Task to complete: Copy each line of the material below that includes the string "this".

(A run of records)
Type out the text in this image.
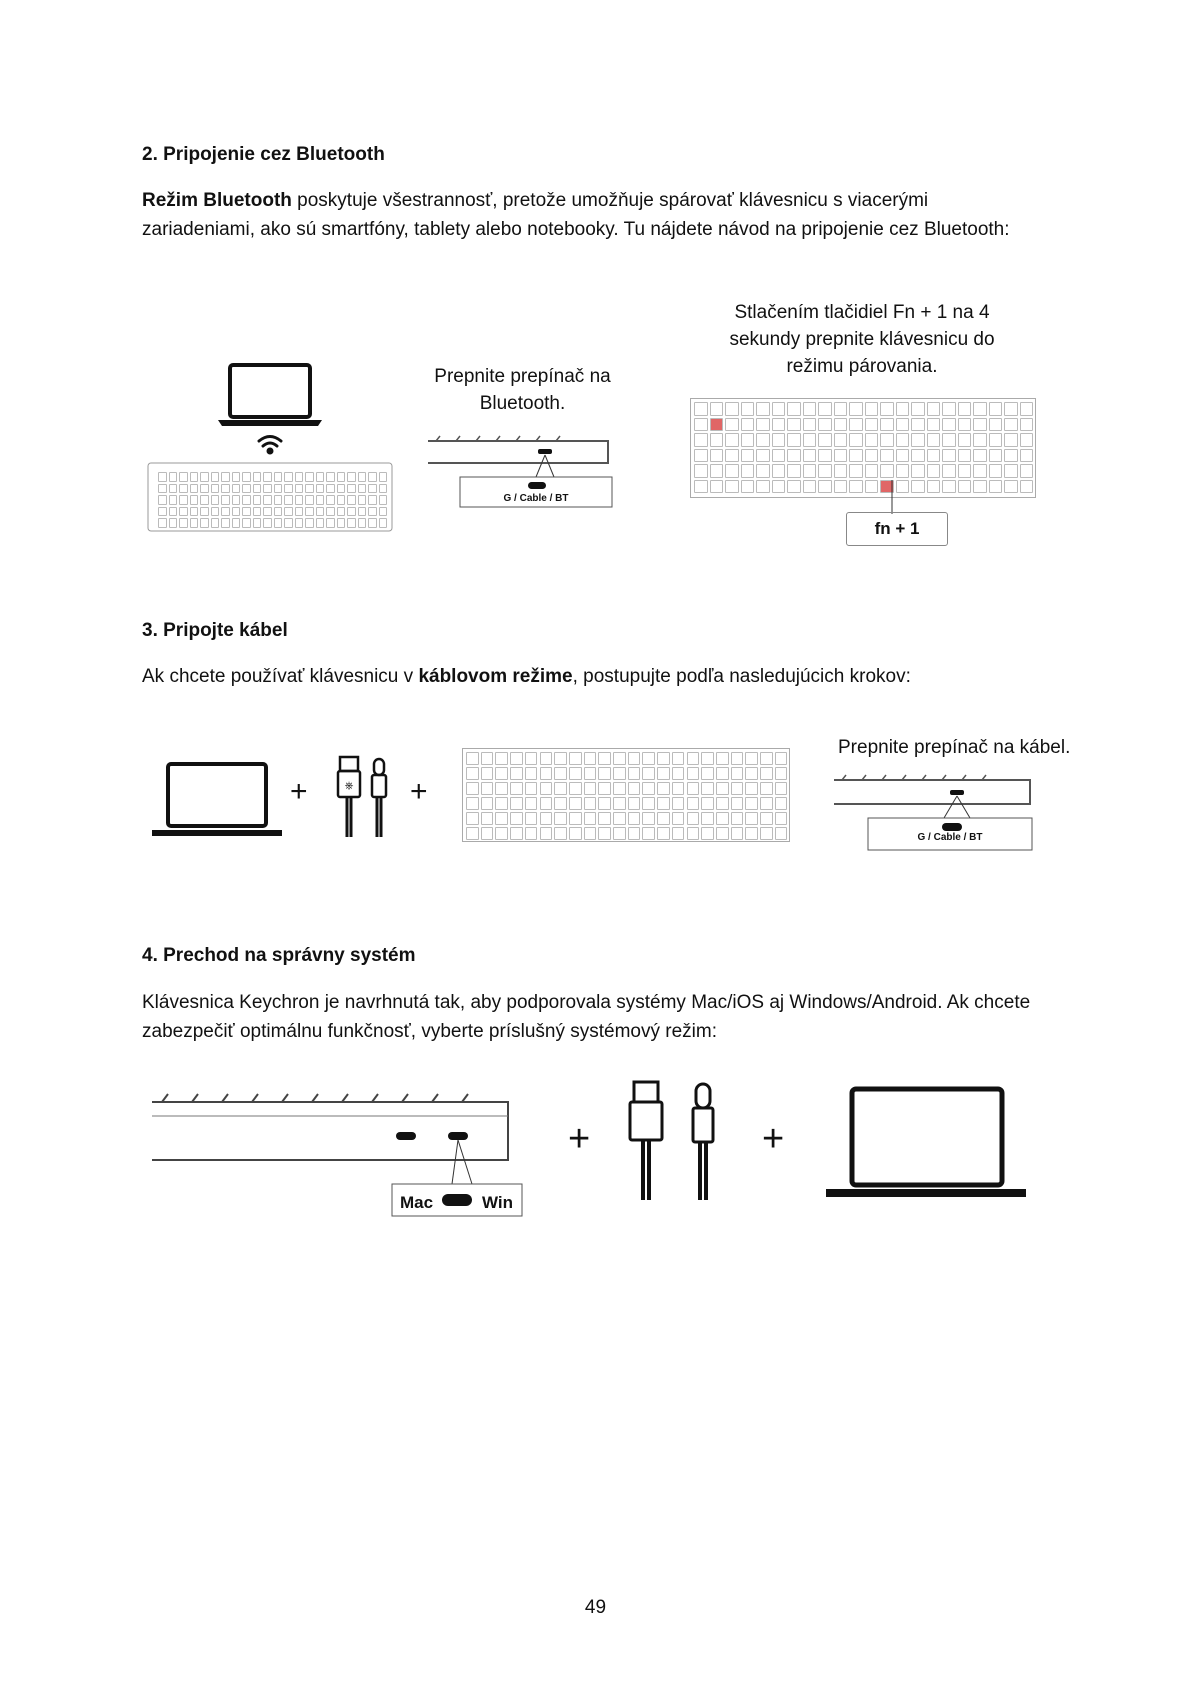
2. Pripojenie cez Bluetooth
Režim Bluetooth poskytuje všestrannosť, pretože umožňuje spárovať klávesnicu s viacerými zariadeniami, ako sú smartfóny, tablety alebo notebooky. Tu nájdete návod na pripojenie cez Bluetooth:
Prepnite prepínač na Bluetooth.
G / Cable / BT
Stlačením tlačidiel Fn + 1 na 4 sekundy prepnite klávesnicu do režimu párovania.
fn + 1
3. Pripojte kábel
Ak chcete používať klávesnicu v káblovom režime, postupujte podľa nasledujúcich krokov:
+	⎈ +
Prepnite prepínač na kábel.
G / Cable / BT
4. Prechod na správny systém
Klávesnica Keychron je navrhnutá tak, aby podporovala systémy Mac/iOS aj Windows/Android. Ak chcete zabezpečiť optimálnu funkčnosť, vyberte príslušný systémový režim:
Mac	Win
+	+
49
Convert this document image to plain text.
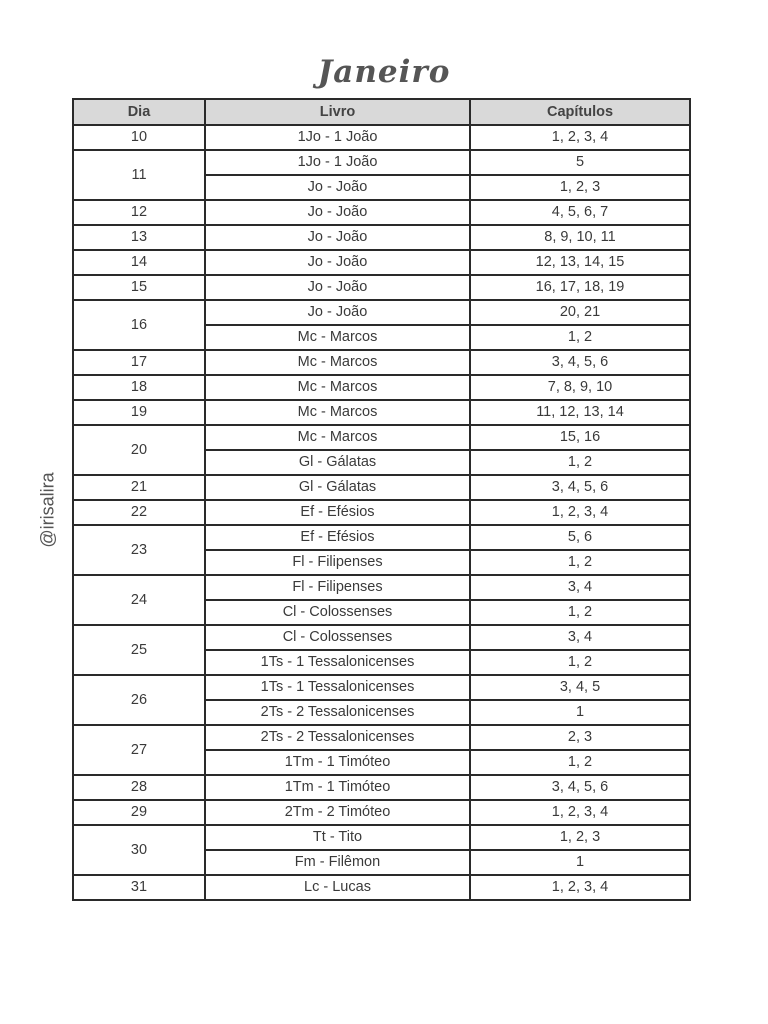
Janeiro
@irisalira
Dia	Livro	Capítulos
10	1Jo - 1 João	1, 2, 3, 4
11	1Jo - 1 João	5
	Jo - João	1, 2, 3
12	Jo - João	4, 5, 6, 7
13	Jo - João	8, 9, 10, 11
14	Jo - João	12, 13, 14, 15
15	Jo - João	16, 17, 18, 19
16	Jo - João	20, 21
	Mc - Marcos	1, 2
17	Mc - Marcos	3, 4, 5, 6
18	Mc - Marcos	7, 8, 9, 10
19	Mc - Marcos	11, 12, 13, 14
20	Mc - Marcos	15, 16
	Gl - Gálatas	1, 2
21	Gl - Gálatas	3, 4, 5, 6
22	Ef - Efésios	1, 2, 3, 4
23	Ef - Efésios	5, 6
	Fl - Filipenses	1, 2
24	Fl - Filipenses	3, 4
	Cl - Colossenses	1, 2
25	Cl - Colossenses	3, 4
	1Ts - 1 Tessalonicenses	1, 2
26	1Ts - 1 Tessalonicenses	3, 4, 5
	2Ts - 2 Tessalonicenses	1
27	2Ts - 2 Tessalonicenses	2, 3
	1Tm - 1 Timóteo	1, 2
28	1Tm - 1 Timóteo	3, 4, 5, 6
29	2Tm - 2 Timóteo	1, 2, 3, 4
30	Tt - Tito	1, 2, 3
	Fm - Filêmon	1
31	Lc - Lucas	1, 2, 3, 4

Reply to the exercise:
Type out the text in this image.
Convert this document image to plain text.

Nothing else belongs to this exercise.